** The problem **
Copy out the lines that have "заряженных" in them.

(Extracted records)
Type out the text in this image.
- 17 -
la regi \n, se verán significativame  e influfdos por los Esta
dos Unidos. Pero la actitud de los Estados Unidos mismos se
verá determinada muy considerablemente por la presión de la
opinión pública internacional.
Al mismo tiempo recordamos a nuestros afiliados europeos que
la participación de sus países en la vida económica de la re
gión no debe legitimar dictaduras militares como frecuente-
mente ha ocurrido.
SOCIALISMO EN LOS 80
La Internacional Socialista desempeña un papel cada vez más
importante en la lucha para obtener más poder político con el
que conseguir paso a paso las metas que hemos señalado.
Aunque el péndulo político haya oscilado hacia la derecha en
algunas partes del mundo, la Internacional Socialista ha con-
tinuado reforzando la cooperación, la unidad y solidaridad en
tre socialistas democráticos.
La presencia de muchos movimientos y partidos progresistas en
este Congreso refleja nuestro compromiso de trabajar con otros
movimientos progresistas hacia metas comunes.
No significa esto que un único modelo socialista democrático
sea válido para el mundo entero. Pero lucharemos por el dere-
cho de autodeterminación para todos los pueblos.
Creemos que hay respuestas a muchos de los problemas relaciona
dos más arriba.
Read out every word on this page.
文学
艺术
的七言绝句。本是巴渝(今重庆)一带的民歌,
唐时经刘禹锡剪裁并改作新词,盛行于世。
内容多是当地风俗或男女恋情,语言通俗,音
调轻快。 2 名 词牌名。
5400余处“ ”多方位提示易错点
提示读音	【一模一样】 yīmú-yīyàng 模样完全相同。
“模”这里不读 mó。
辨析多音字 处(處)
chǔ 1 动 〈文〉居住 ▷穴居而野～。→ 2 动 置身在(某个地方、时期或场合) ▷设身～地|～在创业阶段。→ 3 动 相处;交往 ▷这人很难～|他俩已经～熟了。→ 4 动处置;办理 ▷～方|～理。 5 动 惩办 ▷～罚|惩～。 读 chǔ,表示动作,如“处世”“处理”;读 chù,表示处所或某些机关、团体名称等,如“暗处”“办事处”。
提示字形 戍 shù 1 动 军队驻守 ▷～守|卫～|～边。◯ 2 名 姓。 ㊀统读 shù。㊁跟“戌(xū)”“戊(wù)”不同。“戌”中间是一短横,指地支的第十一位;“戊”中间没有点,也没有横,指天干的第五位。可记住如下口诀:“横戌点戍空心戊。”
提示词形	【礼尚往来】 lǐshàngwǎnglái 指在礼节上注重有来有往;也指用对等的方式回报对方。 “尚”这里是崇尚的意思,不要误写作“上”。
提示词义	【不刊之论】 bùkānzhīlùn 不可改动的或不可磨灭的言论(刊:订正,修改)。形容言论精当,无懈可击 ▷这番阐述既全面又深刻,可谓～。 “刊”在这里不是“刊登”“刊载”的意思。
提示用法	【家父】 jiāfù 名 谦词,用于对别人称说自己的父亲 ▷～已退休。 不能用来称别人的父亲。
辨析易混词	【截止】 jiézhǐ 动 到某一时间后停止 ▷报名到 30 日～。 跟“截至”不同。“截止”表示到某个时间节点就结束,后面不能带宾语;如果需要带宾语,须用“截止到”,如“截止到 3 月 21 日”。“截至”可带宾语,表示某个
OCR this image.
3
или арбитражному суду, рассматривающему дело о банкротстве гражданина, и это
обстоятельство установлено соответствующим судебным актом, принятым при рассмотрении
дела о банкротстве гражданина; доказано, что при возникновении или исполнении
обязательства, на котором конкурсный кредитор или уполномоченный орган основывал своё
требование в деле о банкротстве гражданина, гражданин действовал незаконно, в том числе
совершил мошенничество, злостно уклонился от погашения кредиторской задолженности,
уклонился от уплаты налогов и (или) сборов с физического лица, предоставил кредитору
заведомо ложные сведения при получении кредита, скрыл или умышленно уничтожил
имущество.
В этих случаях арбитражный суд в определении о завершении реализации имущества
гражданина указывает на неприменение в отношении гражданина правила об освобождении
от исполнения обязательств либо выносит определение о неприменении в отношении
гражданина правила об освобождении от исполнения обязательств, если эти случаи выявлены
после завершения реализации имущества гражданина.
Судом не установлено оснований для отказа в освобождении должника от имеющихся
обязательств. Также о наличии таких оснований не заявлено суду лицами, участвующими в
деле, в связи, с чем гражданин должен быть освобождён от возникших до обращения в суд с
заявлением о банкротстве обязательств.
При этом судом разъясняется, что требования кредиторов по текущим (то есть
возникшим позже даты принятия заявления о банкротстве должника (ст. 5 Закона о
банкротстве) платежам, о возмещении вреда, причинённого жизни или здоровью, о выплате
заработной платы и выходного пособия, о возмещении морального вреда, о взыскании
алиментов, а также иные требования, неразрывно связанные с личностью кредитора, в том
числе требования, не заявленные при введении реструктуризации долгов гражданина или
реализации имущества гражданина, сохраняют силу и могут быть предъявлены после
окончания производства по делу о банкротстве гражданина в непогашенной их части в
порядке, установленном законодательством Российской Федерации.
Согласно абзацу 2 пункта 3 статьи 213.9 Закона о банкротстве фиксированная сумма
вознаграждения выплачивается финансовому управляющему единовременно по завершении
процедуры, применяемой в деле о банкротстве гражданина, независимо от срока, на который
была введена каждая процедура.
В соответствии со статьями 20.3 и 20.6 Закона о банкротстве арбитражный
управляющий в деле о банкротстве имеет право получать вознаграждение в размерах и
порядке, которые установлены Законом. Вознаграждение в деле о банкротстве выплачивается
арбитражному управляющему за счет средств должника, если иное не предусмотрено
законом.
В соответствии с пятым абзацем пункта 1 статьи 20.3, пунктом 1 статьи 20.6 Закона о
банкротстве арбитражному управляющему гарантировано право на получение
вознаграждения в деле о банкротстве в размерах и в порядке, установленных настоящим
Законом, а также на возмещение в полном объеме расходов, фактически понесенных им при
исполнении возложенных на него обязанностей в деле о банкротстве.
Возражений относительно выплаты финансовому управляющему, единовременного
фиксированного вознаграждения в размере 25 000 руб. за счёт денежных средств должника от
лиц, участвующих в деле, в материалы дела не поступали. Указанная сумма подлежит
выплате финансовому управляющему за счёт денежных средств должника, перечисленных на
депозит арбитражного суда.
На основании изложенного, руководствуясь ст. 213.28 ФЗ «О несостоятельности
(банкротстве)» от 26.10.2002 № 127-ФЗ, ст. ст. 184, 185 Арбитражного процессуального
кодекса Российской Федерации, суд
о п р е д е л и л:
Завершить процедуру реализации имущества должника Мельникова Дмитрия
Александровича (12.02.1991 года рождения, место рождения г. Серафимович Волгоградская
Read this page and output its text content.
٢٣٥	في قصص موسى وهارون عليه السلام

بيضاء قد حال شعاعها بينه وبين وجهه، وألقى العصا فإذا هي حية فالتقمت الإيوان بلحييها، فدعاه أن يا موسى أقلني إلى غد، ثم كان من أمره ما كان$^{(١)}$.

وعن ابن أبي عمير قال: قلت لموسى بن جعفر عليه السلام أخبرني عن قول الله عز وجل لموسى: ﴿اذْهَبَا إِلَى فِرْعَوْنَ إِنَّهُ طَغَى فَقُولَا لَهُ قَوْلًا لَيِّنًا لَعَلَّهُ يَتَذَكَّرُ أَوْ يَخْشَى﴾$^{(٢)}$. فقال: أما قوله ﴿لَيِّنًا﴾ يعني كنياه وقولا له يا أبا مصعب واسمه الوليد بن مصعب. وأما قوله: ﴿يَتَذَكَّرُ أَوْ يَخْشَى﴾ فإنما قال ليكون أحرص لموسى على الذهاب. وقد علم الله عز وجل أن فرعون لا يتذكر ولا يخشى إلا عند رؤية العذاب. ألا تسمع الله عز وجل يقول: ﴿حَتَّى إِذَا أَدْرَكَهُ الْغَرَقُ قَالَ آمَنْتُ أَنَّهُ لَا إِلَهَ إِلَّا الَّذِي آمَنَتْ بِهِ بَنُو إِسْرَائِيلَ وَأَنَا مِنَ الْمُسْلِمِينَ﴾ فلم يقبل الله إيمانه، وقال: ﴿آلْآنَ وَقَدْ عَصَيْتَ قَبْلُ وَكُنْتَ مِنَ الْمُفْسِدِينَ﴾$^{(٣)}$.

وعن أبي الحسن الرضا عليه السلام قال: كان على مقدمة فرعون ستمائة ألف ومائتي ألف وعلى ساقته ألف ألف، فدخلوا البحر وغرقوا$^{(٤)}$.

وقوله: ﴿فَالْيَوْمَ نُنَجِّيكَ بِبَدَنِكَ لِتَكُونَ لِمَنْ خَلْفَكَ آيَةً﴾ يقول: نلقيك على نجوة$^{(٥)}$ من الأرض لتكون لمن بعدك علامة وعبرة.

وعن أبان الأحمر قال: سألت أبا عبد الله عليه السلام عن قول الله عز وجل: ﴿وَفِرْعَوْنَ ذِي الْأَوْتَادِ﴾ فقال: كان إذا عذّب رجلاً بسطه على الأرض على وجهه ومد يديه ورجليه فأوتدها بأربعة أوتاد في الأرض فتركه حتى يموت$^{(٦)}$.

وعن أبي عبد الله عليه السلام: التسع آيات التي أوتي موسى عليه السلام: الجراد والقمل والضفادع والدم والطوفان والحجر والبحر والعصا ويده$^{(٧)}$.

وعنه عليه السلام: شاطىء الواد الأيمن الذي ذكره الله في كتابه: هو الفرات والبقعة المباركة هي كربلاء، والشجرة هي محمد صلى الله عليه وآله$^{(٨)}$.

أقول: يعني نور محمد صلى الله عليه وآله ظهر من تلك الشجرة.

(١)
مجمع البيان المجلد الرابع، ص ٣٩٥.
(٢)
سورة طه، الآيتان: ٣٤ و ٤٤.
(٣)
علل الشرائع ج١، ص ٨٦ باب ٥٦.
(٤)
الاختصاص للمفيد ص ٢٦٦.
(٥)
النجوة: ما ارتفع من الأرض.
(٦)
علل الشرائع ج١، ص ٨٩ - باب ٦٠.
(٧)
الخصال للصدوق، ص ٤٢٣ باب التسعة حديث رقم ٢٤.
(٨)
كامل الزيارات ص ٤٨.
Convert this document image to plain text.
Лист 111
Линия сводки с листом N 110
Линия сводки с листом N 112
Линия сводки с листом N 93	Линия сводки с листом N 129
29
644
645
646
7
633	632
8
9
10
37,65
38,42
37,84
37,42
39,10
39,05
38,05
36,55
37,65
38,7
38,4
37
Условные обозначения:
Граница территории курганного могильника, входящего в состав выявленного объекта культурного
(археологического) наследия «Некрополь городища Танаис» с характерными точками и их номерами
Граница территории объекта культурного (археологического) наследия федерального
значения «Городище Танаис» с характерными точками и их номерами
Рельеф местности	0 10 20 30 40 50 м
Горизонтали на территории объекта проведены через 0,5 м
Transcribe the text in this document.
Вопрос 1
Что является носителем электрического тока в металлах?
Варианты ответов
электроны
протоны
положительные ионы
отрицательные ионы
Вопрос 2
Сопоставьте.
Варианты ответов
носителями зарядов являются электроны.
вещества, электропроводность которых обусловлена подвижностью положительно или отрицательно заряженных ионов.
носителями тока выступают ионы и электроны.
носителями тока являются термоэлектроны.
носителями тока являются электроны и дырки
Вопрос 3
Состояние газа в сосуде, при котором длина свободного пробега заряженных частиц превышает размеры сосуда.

** Problem solution **
вещества, электропроводность которых обусловлена подвижностью положительно или отрицательно заряженных ионов.
Состояние газа в сосуде, при котором длина свободного пробега заряженных частиц превышает размеры сосуда.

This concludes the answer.